RECORD SET
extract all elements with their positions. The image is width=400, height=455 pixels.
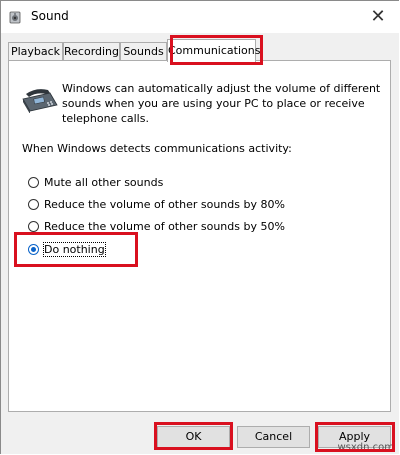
close-icon[interactable]: ✕ (365, 4, 391, 30)
option-mute-all[interactable]: Mute all other sounds (28, 174, 163, 190)
title-bar: Sound ✕ (1, 1, 400, 33)
telephone-icon (20, 85, 60, 114)
option-label: Do nothing (43, 241, 106, 257)
option-reduce-80[interactable]: Reduce the volume of other sounds by 80% (28, 196, 285, 212)
option-reduce-50[interactable]: Reduce the volume of other sounds by 50% (28, 218, 285, 234)
option-label: Mute all other sounds (44, 175, 164, 189)
radio-button[interactable] (28, 198, 39, 210)
tab-recording[interactable]: Recording (63, 42, 120, 61)
option-do-nothing[interactable]: Do nothing (28, 241, 106, 257)
ok-button[interactable]: OK (157, 426, 230, 448)
speaker-icon (8, 9, 24, 25)
option-label: Reduce the volume of other sounds by 80% (44, 197, 285, 211)
cancel-button[interactable]: Cancel (237, 426, 310, 448)
watermark: wsxdn.com (337, 442, 394, 453)
tab-playback[interactable]: Playback (8, 42, 63, 61)
tab-sounds[interactable]: Sounds (120, 42, 167, 61)
detect-label: When Windows detects communications acti… (22, 142, 292, 155)
option-label: Reduce the volume of other sounds by 50% (44, 219, 285, 233)
radio-button[interactable] (28, 220, 39, 232)
radio-button[interactable] (28, 176, 39, 188)
radio-button-selected[interactable] (28, 243, 39, 255)
window-title: Sound (31, 9, 69, 23)
communications-description: Windows can automatically adjust the vol… (62, 82, 381, 125)
tab-communications[interactable]: Communications (167, 39, 260, 62)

PROBLEM DETAILS
Give, as a JSON list of strings with one string per line and blank lines left out, the lines of the records starting with the line that contains "close-icon[interactable]: ✕ (365, 4, 391, 30)" and going on through the line that contains "speaker-icon (8, 9, 24, 25)".

FULL RESPONSE
[
  "close-icon[interactable]: ✕ (365, 4, 391, 30)",
  "option-mute-all[interactable]: Mute all other sounds (28, 174, 163, 190)",
  "title-bar: Sound ✕ (1, 1, 400, 33)",
  "telephone-icon (20, 85, 60, 114)",
  "option-label: Do nothing (43, 241, 106, 257)",
  "option-reduce-80[interactable]: Reduce the volume of other sounds by 80% (28, 196, 285, 212)",
  "option-reduce-50[interactable]: Reduce the volume of other sounds by 50% (28, 218, 285, 234)",
  "option-label: Mute all other sounds (44, 175, 164, 189)",
  "radio-button[interactable] (28, 198, 39, 210)",
  "tab-recording[interactable]: Recording (63, 42, 120, 61)",
  "option-do-nothing[interactable]: Do nothing (28, 241, 106, 257)",
  "ok-button[interactable]: OK (157, 426, 230, 448)",
  "speaker-icon (8, 9, 24, 25)"
]